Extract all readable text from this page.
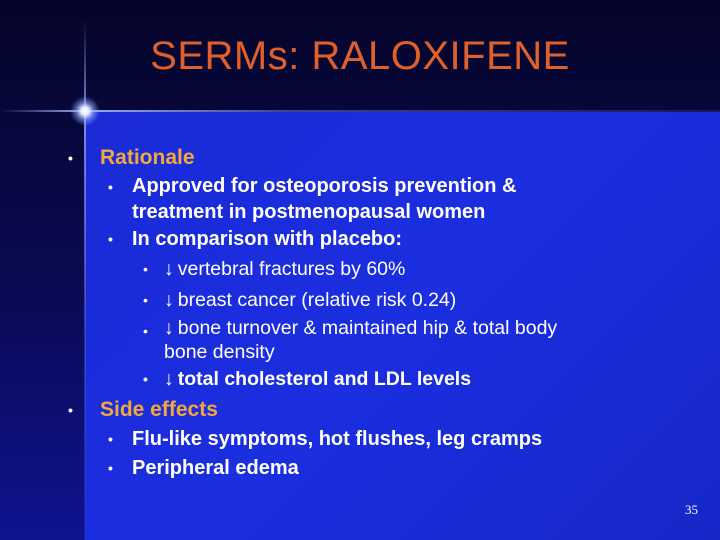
SERMs: RALOXIFENE
• Rationale
• Approved for osteoporosis prevention &
treatment in postmenopausal women
• In comparison with placebo:
• ↓ vertebral fractures by 60%
• ↓ breast cancer (relative risk 0.24)
• ↓ bone turnover & maintained hip & total body
bone density
• ↓ total cholesterol and LDL levels
• Side effects
• Flu-like symptoms, hot flushes, leg cramps
• Peripheral edema
35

Work to be completed: Go back to the records above and write them out exactly, without the pictures.

Correct response:
Extract all readable text from this page.
SERMs: RALOXIFENE
• Rationale
• Approved for osteoporosis prevention &
treatment in postmenopausal women
• In comparison with placebo:
• ↓ vertebral fractures by 60%
• ↓ breast cancer (relative risk 0.24)
• ↓ bone turnover & maintained hip & total body
bone density
• ↓ total cholesterol and LDL levels
• Side effects
• Flu-like symptoms, hot flushes, leg cramps
• Peripheral edema
35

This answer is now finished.